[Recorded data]

--- --- ---

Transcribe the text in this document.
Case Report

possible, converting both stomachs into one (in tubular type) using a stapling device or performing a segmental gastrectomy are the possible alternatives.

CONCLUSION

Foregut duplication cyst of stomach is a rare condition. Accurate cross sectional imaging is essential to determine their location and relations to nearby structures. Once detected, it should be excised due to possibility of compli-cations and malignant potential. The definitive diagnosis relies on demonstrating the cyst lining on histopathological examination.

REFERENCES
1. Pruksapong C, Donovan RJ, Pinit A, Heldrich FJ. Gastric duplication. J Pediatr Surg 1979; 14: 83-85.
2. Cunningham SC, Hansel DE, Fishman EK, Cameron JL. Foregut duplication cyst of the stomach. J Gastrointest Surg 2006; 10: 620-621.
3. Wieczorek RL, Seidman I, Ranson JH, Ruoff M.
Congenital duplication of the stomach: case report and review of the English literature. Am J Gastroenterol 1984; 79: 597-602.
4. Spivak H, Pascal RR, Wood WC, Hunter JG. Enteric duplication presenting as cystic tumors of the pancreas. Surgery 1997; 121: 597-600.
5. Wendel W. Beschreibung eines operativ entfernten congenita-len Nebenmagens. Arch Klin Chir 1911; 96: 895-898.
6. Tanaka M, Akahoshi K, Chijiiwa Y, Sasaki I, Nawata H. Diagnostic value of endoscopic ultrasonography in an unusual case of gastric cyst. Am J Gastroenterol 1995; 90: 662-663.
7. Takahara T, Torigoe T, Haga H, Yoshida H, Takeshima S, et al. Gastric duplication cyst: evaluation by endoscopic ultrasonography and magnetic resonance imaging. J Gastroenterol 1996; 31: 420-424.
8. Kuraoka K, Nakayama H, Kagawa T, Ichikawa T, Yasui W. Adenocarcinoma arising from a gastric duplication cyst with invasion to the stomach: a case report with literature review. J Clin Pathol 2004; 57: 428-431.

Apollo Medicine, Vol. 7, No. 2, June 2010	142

--- --- ---

What you will do: In the entries above, how many lines include the word "review"? Give only that number.

Solution to this exercise: 2